Print every entry, word for word, and skip the images.

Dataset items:
========================
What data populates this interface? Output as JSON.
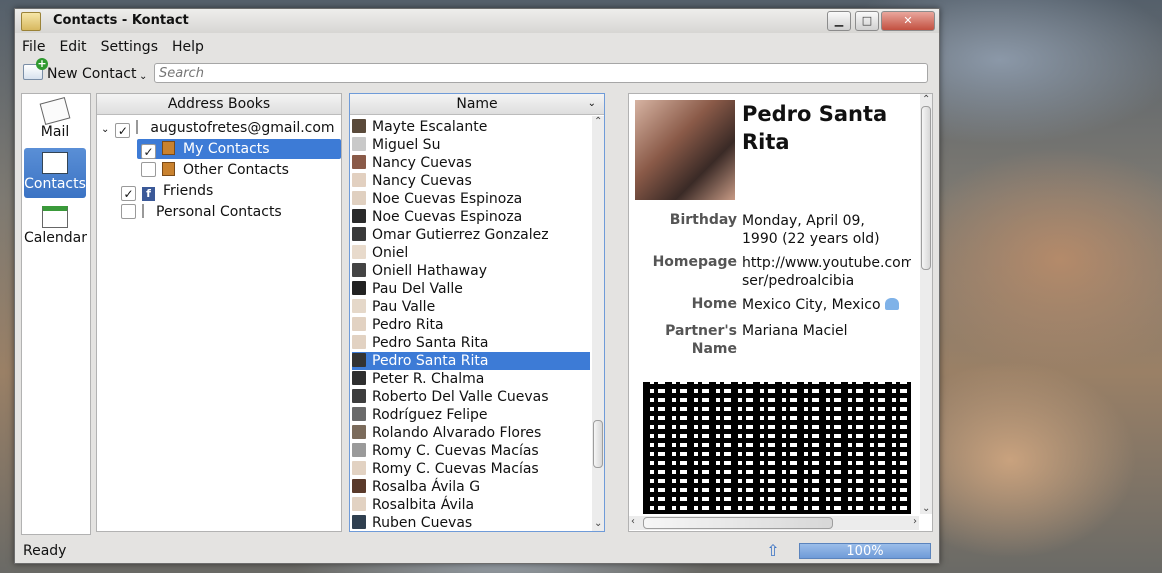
{
  "window": {
    "title": "Contacts - Kontact"
  },
  "menubar": {
    "items": [
      "File",
      "Edit",
      "Settings",
      "Help"
    ]
  },
  "toolbar": {
    "new_contact_label": "New Contact",
    "search_placeholder": "Search"
  },
  "sidebar": {
    "items": [
      {
        "label": "Mail",
        "icon": "mail-icon"
      },
      {
        "label": "Contacts",
        "icon": "contacts-icon",
        "active": true
      },
      {
        "label": "Calendar",
        "icon": "calendar-icon"
      }
    ]
  },
  "address_books": {
    "header": "Address Books",
    "items": [
      {
        "label": "augustofretes@gmail.com",
        "checked": true
      },
      {
        "label": "My Contacts",
        "checked": true,
        "selected": true
      },
      {
        "label": "Other Contacts",
        "checked": false
      },
      {
        "label": "Friends",
        "checked": true
      },
      {
        "label": "Personal Contacts",
        "checked": false
      }
    ]
  },
  "contact_list": {
    "header": "Name",
    "items": [
      "Mayte Escalante",
      "Miguel Su",
      "Nancy Cuevas",
      "Nancy Cuevas",
      "Noe Cuevas Espinoza",
      "Noe Cuevas Espinoza",
      "Omar Gutierrez Gonzalez",
      "Oniel",
      "Oniell Hathaway",
      "Pau Del Valle",
      "Pau Valle",
      "Pedro Rita",
      "Pedro Santa Rita",
      "Pedro Santa Rita",
      "Peter R. Chalma",
      "Roberto Del Valle Cuevas",
      "Rodríguez Felipe",
      "Rolando Alvarado Flores",
      "Romy C. Cuevas Macías",
      "Romy C. Cuevas Macías",
      "Rosalba Ávila G",
      "Rosalbita Ávila",
      "Ruben Cuevas"
    ],
    "selected_index": 13
  },
  "detail": {
    "name": "Pedro Santa Rita",
    "birthday_label": "Birthday",
    "birthday_line1": "Monday, April 09,",
    "birthday_line2": "1990  (22 years old)",
    "homepage_label": "Homepage",
    "homepage_line1": "http://www.youtube.com/u",
    "homepage_line2": "ser/pedroalcibia",
    "home_label": "Home",
    "home_value": "Mexico City, Mexico",
    "partner_label_line1": "Partner's",
    "partner_label_line2": "Name",
    "partner_value": "Mariana Maciel"
  },
  "statusbar": {
    "status": "Ready",
    "progress_text": "100%",
    "progress_fraction": 1.0
  }
}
========================
Finished task –
What data populates this interface? Output as JSON.
{
  "window": {
    "title": "Contacts - Kontact"
  },
  "menubar": {
    "items": [
      "File",
      "Edit",
      "Settings",
      "Help"
    ]
  },
  "toolbar": {
    "new_contact_label": "New Contact",
    "search_placeholder": "Search"
  },
  "sidebar": {
    "items": [
      {
        "label": "Mail",
        "icon": "mail-icon"
      },
      {
        "label": "Contacts",
        "icon": "contacts-icon",
        "active": true
      },
      {
        "label": "Calendar",
        "icon": "calendar-icon"
      }
    ]
  },
  "address_books": {
    "header": "Address Books",
    "items": [
      {
        "label": "augustofretes@gmail.com",
        "checked": true
      },
      {
        "label": "My Contacts",
        "checked": true,
        "selected": true
      },
      {
        "label": "Other Contacts",
        "checked": false
      },
      {
        "label": "Friends",
        "checked": true
      },
      {
        "label": "Personal Contacts",
        "checked": false
      }
    ]
  },
  "contact_list": {
    "header": "Name",
    "items": [
      "Mayte Escalante",
      "Miguel Su",
      "Nancy Cuevas",
      "Nancy Cuevas",
      "Noe Cuevas Espinoza",
      "Noe Cuevas Espinoza",
      "Omar Gutierrez Gonzalez",
      "Oniel",
      "Oniell Hathaway",
      "Pau Del Valle",
      "Pau Valle",
      "Pedro Rita",
      "Pedro Santa Rita",
      "Pedro Santa Rita",
      "Peter R. Chalma",
      "Roberto Del Valle Cuevas",
      "Rodríguez Felipe",
      "Rolando Alvarado Flores",
      "Romy C. Cuevas Macías",
      "Romy C. Cuevas Macías",
      "Rosalba Ávila G",
      "Rosalbita Ávila",
      "Ruben Cuevas"
    ],
    "selected_index": 13
  },
  "detail": {
    "name": "Pedro Santa Rita",
    "birthday_label": "Birthday",
    "birthday_line1": "Monday, April 09,",
    "birthday_line2": "1990  (22 years old)",
    "homepage_label": "Homepage",
    "homepage_line1": "http://www.youtube.com/u",
    "homepage_line2": "ser/pedroalcibia",
    "home_label": "Home",
    "home_value": "Mexico City, Mexico",
    "partner_label_line1": "Partner's",
    "partner_label_line2": "Name",
    "partner_value": "Mariana Maciel"
  },
  "statusbar": {
    "status": "Ready",
    "progress_text": "100%",
    "progress_fraction": 1.0
  }
}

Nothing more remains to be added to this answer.